New York health officials have implemented a significant change in the delivery of prescription drugs for the state’s Medicaid program, aiming to save taxpayers hundreds of millions of dollars while addressing criticisms of the current system. However, some providers are already reporting issues with the new approach.
This month, the state Department of Health eliminated a middleman in the Medicaid prescription drug distribution process. New York State Medicaid Director Amir Bassiri stated that the change should not affect patients relying on the program for access to medications for illnesses such as HIV/AIDS and hepatitis C.
The reform has been in development since 2019 and is designed to prevent third-party intermediaries from profiting from Medicaid prescription drugs sold to healthcare providers. The change is projected to save $410 million in state funds this fiscal year and $547 million the following year.
Bassiri explained that health officials intend to redirect the savings directly to healthcare providers across the state. Millions of additional dollars, including $30 million for HIV/AIDS service providers, will be distributed. The state is also allocating $250 million in state and federal Medicaid funds to Federally Qualified Health Centers and $425 million in state and federal funding to hospitals.
However, some providers have expressed skepticism and are pushing for the prescription drug change to be postponed during ongoing state budget negotiations. Mike Lee of Evergreen Health in Western New York, for example, expressed concerns that the change could result in lower reimbursement rates for providers, negatively affecting their ability to offer services such as transportation and food.
-------
§ Task requirements: According to the article on New York's Medicaid prescription drug change, how much is the change expected to save in state funds this fiscal year?

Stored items
-------
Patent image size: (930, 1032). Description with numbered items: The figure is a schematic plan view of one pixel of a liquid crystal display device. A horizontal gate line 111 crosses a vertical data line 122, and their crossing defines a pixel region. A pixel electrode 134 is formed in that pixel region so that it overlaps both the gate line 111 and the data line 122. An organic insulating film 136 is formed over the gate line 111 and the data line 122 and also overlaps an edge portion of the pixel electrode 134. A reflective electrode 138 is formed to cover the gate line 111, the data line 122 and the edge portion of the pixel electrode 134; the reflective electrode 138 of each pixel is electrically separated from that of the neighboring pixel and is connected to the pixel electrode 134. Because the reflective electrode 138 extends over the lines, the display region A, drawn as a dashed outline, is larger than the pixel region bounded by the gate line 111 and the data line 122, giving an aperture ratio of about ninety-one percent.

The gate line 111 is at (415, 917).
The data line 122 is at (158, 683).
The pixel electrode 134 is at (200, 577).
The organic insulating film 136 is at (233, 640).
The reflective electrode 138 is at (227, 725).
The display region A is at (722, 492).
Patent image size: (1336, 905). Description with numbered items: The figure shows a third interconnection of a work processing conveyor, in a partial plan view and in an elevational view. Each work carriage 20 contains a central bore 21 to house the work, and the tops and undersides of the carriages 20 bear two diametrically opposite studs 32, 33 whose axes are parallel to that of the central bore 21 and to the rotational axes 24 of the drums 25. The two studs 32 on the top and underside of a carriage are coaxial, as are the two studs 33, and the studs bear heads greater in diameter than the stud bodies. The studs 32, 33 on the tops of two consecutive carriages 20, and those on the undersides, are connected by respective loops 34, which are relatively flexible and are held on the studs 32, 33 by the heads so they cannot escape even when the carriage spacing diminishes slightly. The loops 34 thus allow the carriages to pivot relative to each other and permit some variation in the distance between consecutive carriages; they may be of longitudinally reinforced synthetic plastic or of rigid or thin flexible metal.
-------
§ Output: $410 million